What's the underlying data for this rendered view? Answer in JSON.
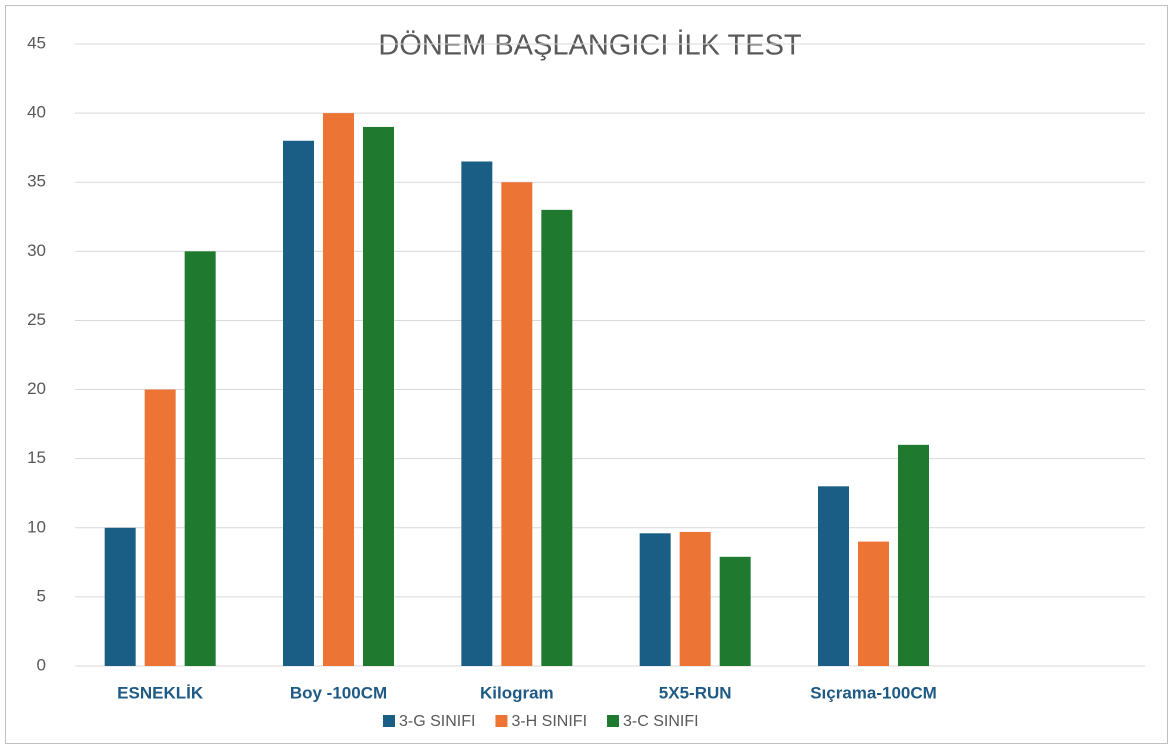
{
  "chart_data": {
    "type": "bar",
    "title": "DÖNEM BAŞLANGICI İLK TEST",
    "categories": [
      "ESNEKLİK",
      "Boy -100CM",
      "Kilogram",
      "5X5-RUN",
      "Sıçrama-100CM",
      null
    ],
    "series": [
      {
        "name": "3-G SINIFI",
        "color": "#1b5e85",
        "values": [
          10,
          38,
          36.5,
          9.6,
          13,
          null
        ]
      },
      {
        "name": "3-H SINIFI",
        "color": "#ec7535",
        "values": [
          20,
          40,
          35,
          9.7,
          9,
          null
        ]
      },
      {
        "name": "3-C SINIFI",
        "color": "#1f7a2f",
        "values": [
          30,
          39,
          33,
          7.9,
          16,
          null
        ]
      }
    ],
    "ylim": [
      0,
      45
    ],
    "yticks": [
      0,
      5,
      10,
      15,
      20,
      25,
      30,
      35,
      40,
      45
    ],
    "grid": true,
    "legend": "bottom"
  }
}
------------------------------------
**WHAT YOU NEED TO DO:** Reproduce the records, all of them, word for word; omit the pictures.

**RESPONSE BELOW:**
What's the underlying data for this rendered view? Answer in JSON.
{
  "chart_data": {
    "type": "bar",
    "title": "DÖNEM BAŞLANGICI İLK TEST",
    "categories": [
      "ESNEKLİK",
      "Boy -100CM",
      "Kilogram",
      "5X5-RUN",
      "Sıçrama-100CM",
      null
    ],
    "series": [
      {
        "name": "3-G SINIFI",
        "color": "#1b5e85",
        "values": [
          10,
          38,
          36.5,
          9.6,
          13,
          null
        ]
      },
      {
        "name": "3-H SINIFI",
        "color": "#ec7535",
        "values": [
          20,
          40,
          35,
          9.7,
          9,
          null
        ]
      },
      {
        "name": "3-C SINIFI",
        "color": "#1f7a2f",
        "values": [
          30,
          39,
          33,
          7.9,
          16,
          null
        ]
      }
    ],
    "ylim": [
      0,
      45
    ],
    "yticks": [
      0,
      5,
      10,
      15,
      20,
      25,
      30,
      35,
      40,
      45
    ],
    "grid": true,
    "legend": "bottom"
  }
}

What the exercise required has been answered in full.